PROBLEM REQUIREMENTS: Count how many lines in the material below hold the word "talent"; the reply is that number alone.

RECORD EXTRACTS:
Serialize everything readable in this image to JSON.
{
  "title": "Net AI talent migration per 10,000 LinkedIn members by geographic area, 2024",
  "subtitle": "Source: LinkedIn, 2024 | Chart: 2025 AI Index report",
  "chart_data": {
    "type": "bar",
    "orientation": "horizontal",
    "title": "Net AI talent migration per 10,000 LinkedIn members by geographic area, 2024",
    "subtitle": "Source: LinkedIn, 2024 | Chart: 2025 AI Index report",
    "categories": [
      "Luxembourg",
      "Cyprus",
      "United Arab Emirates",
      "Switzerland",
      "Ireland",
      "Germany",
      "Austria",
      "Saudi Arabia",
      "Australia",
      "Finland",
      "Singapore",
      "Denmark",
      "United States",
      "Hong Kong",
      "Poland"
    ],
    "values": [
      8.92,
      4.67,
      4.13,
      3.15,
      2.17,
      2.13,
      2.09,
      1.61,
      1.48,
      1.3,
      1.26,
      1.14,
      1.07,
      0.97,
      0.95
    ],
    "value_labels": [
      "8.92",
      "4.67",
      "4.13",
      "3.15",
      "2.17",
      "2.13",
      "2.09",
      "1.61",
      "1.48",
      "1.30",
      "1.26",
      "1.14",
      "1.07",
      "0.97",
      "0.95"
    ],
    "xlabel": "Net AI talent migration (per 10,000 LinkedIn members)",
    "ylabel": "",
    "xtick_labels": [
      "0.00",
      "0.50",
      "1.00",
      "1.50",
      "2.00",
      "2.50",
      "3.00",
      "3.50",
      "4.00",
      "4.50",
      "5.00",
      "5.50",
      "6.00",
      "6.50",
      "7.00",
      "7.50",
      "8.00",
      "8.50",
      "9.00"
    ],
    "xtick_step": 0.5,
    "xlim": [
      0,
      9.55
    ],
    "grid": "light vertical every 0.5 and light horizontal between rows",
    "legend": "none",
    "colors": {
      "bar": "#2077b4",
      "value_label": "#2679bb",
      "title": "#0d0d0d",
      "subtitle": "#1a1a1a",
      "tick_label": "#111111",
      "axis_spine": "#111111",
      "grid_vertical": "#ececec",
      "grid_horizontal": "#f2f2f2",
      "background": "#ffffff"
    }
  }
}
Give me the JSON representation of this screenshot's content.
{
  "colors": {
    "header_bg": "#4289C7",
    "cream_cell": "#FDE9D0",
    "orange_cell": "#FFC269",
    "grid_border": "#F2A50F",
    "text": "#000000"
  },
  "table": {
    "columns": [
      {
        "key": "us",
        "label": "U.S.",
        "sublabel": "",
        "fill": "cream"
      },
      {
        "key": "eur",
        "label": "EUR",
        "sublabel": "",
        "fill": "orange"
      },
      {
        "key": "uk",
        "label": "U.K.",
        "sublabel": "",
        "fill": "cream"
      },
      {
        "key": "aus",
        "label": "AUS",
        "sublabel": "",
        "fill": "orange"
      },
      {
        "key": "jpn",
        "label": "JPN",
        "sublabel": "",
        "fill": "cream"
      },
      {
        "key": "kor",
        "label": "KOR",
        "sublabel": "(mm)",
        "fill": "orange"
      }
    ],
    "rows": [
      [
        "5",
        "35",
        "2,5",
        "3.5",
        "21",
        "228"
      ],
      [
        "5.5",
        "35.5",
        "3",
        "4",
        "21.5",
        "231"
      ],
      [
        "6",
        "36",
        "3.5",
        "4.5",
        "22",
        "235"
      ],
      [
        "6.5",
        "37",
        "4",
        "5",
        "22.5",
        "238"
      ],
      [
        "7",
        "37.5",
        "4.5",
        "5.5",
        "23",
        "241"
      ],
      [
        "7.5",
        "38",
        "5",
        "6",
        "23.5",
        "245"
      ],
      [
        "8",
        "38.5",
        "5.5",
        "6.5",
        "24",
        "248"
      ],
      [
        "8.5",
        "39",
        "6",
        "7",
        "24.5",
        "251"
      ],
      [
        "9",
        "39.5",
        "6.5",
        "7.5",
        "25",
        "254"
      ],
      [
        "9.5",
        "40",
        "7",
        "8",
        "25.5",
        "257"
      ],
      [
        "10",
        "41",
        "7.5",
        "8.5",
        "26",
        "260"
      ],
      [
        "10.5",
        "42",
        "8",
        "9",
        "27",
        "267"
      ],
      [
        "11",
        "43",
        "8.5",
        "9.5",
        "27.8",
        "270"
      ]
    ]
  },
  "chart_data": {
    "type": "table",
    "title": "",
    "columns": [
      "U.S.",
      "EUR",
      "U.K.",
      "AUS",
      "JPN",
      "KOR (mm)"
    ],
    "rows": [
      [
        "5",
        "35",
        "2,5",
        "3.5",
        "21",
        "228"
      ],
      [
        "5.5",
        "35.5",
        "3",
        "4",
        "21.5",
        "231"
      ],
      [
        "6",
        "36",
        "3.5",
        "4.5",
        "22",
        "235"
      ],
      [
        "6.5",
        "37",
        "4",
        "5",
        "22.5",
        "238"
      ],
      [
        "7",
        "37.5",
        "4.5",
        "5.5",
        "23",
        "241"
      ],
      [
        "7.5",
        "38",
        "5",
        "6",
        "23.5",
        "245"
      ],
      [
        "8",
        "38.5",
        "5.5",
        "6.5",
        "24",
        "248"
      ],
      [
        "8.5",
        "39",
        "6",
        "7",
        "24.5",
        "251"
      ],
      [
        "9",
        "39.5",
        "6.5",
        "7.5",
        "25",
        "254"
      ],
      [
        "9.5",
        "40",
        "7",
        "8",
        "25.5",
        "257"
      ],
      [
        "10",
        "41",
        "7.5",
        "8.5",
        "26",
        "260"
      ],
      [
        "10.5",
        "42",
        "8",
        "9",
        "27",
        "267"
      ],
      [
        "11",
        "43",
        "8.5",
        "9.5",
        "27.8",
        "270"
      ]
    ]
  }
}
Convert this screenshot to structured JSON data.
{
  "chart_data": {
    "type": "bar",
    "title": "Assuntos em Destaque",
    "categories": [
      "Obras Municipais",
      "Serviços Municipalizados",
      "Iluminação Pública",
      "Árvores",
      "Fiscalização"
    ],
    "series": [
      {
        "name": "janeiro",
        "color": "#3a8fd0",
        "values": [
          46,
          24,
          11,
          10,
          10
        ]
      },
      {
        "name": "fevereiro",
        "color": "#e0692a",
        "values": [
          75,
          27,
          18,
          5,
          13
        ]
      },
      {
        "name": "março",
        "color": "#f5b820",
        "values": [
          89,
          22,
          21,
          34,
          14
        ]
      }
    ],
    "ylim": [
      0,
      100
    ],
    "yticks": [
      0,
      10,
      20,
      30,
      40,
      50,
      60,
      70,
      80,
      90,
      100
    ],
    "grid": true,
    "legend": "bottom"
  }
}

SOLVED PROBLEM: 3